JurPC Web-Dok. 212/2002 - DOI 10.7328/jurpcb/2002179194

VGH Baden-Württemberg
Beschluss vom 19.04.2002

3 S 590/02

Zur Strahlungsgefahr durch eine Mobilfunkstation

JurPC Web-Dok. 212/2002, Abs. 1 - 16


VwGO §§ 80 a Abs. 2, Abs. 3, 80 Abs. 2 Nr. 4, Abs. 5; BImSchG § 22 Abs. 1; 26. BImSchV

Leitsätze

1. Begehrt ein Nachbar die Anordnung der sofortigen Vollziehbarkeit einer ihn begünstigenden Nutzungsuntersagung, muss er neben der Verletzung eigener Rechte geltend machen, dass ihm ein Anspruch auf baubehördliches Einschreiten zusteht und dass der Sofortvollzug der auch objektiv rechtmäßigen Verfügung in seinem überwiegenden Interesse geboten ist.

2. Bei Einhaltung der Personenschutzgrenzwerte der 26. BImSchV kann nach dem heutigen Stand von Forschung und Technik nicht von einer Gesundheitsgefährdung ausgegangen werden.

**Gegebene Einträge**
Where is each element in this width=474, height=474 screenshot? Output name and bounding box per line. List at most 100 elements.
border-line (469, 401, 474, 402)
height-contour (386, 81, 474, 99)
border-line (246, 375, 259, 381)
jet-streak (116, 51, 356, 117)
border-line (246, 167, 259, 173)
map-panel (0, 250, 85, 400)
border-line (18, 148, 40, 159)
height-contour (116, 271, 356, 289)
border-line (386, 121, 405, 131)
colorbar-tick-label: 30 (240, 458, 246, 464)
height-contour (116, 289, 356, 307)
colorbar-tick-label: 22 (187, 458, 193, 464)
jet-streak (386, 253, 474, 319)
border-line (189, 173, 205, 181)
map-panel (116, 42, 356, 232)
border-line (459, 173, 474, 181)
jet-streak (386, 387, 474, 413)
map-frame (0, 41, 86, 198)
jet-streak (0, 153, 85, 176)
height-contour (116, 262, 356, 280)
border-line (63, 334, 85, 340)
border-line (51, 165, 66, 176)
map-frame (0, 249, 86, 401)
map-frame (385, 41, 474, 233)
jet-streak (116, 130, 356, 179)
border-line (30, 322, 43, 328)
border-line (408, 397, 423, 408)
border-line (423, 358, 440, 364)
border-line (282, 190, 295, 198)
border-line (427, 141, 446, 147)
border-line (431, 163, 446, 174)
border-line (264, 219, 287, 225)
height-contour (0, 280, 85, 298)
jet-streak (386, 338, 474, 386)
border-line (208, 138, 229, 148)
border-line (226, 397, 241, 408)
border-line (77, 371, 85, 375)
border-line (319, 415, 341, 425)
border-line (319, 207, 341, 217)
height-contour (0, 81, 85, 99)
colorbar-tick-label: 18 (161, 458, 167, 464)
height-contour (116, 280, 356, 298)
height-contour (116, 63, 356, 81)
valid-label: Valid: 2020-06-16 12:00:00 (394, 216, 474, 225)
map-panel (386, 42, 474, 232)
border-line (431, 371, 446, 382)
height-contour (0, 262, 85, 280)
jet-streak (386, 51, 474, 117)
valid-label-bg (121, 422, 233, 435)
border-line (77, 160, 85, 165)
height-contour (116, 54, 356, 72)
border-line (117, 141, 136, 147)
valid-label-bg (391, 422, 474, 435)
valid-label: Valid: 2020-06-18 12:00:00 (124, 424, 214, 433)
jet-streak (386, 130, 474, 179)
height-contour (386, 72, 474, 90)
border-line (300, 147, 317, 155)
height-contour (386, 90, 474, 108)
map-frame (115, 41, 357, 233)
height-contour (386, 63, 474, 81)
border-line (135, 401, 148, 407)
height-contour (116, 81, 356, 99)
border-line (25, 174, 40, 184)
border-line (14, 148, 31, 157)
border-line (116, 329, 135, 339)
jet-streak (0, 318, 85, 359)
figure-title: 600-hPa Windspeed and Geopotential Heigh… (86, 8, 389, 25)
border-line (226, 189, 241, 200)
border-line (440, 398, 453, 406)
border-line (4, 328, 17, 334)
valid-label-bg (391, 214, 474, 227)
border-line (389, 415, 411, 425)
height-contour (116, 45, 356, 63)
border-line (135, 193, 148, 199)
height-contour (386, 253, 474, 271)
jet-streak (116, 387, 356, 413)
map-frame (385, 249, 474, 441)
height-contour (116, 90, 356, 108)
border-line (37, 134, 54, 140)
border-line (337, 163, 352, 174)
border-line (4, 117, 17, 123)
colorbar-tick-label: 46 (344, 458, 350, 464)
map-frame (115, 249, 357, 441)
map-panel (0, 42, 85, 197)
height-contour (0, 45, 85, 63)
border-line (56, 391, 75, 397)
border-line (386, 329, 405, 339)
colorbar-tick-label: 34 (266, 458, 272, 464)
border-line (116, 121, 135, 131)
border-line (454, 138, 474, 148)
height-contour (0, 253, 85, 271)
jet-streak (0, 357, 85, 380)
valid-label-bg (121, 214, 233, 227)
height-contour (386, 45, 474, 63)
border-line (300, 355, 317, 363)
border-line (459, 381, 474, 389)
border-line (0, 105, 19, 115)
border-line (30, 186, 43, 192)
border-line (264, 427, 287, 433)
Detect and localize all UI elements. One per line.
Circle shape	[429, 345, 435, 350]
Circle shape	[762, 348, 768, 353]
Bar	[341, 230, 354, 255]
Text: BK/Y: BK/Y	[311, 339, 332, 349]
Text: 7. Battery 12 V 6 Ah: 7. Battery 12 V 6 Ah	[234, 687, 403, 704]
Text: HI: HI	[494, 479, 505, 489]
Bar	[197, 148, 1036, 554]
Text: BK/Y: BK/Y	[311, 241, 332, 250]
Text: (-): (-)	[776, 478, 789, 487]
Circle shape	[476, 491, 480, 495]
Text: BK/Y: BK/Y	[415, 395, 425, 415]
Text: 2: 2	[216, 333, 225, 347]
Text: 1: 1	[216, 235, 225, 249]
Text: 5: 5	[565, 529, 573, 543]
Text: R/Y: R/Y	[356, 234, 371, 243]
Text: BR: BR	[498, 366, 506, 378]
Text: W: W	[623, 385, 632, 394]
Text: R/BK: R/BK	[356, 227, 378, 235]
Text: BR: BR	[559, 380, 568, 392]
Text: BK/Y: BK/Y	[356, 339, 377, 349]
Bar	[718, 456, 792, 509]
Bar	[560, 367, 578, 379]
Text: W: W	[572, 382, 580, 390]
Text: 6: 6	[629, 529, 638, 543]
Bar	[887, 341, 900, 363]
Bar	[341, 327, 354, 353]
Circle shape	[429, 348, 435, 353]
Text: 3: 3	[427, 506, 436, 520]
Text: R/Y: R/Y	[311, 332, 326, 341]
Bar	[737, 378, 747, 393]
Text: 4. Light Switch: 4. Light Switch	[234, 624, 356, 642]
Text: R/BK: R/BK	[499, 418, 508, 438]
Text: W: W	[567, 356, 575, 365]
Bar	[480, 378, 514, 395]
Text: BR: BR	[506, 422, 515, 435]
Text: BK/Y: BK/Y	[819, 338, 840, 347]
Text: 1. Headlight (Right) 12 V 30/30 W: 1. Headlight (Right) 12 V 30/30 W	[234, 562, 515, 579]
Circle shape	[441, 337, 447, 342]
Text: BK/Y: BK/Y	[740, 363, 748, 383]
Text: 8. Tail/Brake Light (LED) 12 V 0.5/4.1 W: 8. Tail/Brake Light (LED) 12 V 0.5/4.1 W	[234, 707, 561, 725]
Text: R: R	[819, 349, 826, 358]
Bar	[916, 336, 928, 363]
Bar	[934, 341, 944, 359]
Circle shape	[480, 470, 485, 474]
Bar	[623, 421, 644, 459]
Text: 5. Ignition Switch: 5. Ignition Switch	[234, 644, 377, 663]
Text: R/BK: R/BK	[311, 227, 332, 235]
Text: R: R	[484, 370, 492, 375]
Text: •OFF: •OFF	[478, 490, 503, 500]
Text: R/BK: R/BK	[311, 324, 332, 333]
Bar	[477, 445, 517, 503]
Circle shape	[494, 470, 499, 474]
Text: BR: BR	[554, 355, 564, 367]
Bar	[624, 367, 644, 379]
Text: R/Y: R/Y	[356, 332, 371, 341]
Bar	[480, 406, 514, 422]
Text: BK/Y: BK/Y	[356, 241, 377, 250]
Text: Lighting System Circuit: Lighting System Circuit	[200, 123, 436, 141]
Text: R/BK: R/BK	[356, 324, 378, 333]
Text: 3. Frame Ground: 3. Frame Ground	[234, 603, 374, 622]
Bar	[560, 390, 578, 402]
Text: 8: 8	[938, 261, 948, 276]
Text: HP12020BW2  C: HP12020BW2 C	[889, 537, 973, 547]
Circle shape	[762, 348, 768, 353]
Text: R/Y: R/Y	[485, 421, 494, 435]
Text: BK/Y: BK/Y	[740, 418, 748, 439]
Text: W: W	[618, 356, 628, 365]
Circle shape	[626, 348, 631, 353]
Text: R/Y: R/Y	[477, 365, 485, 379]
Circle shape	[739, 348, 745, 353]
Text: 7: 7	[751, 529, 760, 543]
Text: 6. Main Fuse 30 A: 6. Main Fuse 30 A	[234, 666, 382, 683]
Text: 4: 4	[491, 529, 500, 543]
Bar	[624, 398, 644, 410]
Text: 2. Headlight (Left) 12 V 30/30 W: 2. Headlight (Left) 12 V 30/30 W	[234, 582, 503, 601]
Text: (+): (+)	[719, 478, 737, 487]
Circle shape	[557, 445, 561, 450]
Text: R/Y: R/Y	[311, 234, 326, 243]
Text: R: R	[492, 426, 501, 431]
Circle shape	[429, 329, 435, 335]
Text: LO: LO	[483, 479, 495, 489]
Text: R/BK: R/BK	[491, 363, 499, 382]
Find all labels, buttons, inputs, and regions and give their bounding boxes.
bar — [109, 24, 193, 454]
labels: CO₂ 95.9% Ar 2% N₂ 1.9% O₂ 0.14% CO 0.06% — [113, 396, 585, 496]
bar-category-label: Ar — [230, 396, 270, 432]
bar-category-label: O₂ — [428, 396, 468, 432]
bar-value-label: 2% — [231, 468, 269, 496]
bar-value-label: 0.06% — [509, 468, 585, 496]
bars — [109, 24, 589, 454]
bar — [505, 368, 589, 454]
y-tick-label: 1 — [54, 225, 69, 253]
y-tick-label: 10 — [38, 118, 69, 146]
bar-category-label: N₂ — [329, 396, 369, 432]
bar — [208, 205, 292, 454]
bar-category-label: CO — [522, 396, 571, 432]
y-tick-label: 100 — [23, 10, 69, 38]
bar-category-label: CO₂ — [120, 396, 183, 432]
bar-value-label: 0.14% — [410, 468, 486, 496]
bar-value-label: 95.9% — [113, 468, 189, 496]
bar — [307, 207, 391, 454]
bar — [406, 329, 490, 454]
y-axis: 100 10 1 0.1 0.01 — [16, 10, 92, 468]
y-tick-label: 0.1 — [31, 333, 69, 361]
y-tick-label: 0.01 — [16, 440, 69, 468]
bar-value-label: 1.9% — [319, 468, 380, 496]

**Aufgaben zur Übung**
• a. Beantworten Sie anhand des Beschlusses zur Strahlungsgefahr durch eine Mobilfunkstation folgende Fragen:
(i) Welches Gericht hat den Beschluss erlassen?
(ii) Von welchem Datum ist der Beschluss?
(iii) Welche Grenzwerte müssen nach Leitsatz 2 eingehalten sein, damit nicht von einer Gesundheitsgefährdung ausgegangen werden kann?
• b. Entnehmen Sie dem Beschluss zur Strahlungsgefahr durch eine Mobilfunkstation wörtlich den Abschnitt, der bei „Zur Strahlungsgefahr durch“ beginnt und bei „Gesundheitsgefährdung ausgegangen werden.“ endet.

**Gelöste Aufgaben**
• a.
(i) Der VGH Baden-Württemberg.
(ii) Vom 19.04.2002.
(iii) Die Personenschutzgrenzwerte der 26. BImSchV.

• b.
Zur Strahlungsgefahr durch eine Mobilfunkstation

JurPC Web-Dok. 212/2002, Abs. 1 - 16


VwGO §§ 80 a Abs. 2, Abs. 3, 80 Abs. 2 Nr. 4, Abs. 5; BImSchG § 22 Abs. 1; 26. BImSchV

Leitsätze

1. Begehrt ein Nachbar die Anordnung der sofortigen Vollziehbarkeit einer ihn begünstigenden Nutzungsuntersagung, muss er neben der Verletzung eigener Rechte geltend machen, dass ihm ein Anspruch auf baubehördliches Einschreiten zusteht und dass der Sofortvollzug der auch objektiv rechtmäßigen Verfügung in seinem überwiegenden Interesse geboten ist.

2. Bei Einhaltung der Personenschutzgrenzwerte der 26. BImSchV kann nach dem heutigen Stand von Forschung und Technik nicht von einer Gesundheitsgefährdung ausgegangen werden.